Select, from the data, each line where "tháng" occurs.
◆ ◆ ◆ ◆ ◆
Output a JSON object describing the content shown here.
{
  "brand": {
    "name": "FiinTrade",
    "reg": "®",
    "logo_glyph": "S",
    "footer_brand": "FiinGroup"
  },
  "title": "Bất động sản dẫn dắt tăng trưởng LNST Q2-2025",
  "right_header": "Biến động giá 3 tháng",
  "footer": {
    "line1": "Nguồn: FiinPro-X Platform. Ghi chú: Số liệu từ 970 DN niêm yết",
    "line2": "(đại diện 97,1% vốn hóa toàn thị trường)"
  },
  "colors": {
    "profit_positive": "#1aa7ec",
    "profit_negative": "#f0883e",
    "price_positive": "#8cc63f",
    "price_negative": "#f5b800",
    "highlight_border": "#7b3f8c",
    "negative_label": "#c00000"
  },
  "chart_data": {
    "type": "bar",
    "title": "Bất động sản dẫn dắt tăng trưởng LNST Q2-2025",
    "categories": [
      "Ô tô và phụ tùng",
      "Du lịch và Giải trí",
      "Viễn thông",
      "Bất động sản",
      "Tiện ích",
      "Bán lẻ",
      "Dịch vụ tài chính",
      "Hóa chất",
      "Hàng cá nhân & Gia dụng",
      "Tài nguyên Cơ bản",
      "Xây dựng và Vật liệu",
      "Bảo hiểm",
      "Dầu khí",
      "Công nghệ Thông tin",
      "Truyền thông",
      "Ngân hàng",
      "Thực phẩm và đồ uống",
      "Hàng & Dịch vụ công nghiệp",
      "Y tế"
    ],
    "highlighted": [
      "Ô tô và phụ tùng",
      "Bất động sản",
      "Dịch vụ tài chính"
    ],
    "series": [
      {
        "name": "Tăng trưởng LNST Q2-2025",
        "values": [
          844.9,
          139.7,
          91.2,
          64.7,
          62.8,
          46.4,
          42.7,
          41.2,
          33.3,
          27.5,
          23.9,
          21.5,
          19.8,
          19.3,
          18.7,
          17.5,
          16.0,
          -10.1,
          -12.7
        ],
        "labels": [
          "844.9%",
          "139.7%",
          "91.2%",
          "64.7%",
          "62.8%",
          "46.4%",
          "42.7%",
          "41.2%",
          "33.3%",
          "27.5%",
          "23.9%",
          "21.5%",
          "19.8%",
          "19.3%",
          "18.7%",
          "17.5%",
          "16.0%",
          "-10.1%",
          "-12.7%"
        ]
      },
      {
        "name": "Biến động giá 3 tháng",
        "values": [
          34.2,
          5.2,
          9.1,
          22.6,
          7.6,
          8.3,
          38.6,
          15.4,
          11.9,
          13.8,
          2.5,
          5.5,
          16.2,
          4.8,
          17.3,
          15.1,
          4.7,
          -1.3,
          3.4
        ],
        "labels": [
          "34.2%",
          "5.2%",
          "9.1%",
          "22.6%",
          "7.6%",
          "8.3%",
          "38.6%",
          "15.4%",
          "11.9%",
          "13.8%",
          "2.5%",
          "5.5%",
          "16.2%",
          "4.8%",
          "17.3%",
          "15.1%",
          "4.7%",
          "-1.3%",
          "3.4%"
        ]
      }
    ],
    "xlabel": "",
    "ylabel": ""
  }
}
◆ ◆ ◆ ◆ ◆
▶ Task output
  "right_header": "Biến động giá 3 tháng",
        "name": "Biến động giá 3 tháng",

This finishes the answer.